- _PROBLEM DESCRIPTION_: Repeat the records exactly. Every line must match.

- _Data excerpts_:
________________
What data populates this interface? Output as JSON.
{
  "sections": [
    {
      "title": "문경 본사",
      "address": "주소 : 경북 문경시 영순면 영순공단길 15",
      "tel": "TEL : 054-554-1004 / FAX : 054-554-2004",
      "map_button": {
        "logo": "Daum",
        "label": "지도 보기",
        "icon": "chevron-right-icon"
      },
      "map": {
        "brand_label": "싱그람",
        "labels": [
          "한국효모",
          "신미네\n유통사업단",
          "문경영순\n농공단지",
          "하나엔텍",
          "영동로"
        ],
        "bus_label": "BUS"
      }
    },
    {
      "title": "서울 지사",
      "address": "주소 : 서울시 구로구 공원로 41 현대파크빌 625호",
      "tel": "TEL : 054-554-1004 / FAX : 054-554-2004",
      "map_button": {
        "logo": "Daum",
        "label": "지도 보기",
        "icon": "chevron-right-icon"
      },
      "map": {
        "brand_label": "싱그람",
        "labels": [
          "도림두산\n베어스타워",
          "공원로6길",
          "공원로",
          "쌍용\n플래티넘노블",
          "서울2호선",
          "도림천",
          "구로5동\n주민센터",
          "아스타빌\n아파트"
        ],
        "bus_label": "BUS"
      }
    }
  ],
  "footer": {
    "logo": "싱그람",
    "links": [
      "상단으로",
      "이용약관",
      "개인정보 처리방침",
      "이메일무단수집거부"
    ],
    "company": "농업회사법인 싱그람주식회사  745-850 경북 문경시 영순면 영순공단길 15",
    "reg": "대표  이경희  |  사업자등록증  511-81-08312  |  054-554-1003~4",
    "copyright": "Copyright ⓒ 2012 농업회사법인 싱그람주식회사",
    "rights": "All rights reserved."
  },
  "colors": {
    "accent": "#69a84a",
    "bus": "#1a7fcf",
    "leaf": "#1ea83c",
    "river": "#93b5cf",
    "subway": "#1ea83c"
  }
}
________________
- _WRITTEN RESPONSE_:
What data populates this interface? Output as JSON.
{
  "sections": [
    {
      "title": "문경 본사",
      "address": "주소 : 경북 문경시 영순면 영순공단길 15",
      "tel": "TEL : 054-554-1004 / FAX : 054-554-2004",
      "map_button": {
        "logo": "Daum",
        "label": "지도 보기",
        "icon": "chevron-right-icon"
      },
      "map": {
        "brand_label": "싱그람",
        "labels": [
          "한국효모",
          "신미네\n유통사업단",
          "문경영순\n농공단지",
          "하나엔텍",
          "영동로"
        ],
        "bus_label": "BUS"
      }
    },
    {
      "title": "서울 지사",
      "address": "주소 : 서울시 구로구 공원로 41 현대파크빌 625호",
      "tel": "TEL : 054-554-1004 / FAX : 054-554-2004",
      "map_button": {
        "logo": "Daum",
        "label": "지도 보기",
        "icon": "chevron-right-icon"
      },
      "map": {
        "brand_label": "싱그람",
        "labels": [
          "도림두산\n베어스타워",
          "공원로6길",
          "공원로",
          "쌍용\n플래티넘노블",
          "서울2호선",
          "도림천",
          "구로5동\n주민센터",
          "아스타빌\n아파트"
        ],
        "bus_label": "BUS"
      }
    }
  ],
  "footer": {
    "logo": "싱그람",
    "links": [
      "상단으로",
      "이용약관",
      "개인정보 처리방침",
      "이메일무단수집거부"
    ],
    "company": "농업회사법인 싱그람주식회사  745-850 경북 문경시 영순면 영순공단길 15",
    "reg": "대표  이경희  |  사업자등록증  511-81-08312  |  054-554-1003~4",
    "copyright": "Copyright ⓒ 2012 농업회사법인 싱그람주식회사",
    "rights": "All rights reserved."
  },
  "colors": {
    "accent": "#69a84a",
    "bus": "#1a7fcf",
    "leaf": "#1ea83c",
    "river": "#93b5cf",
    "subway": "#1ea83c"
  }
}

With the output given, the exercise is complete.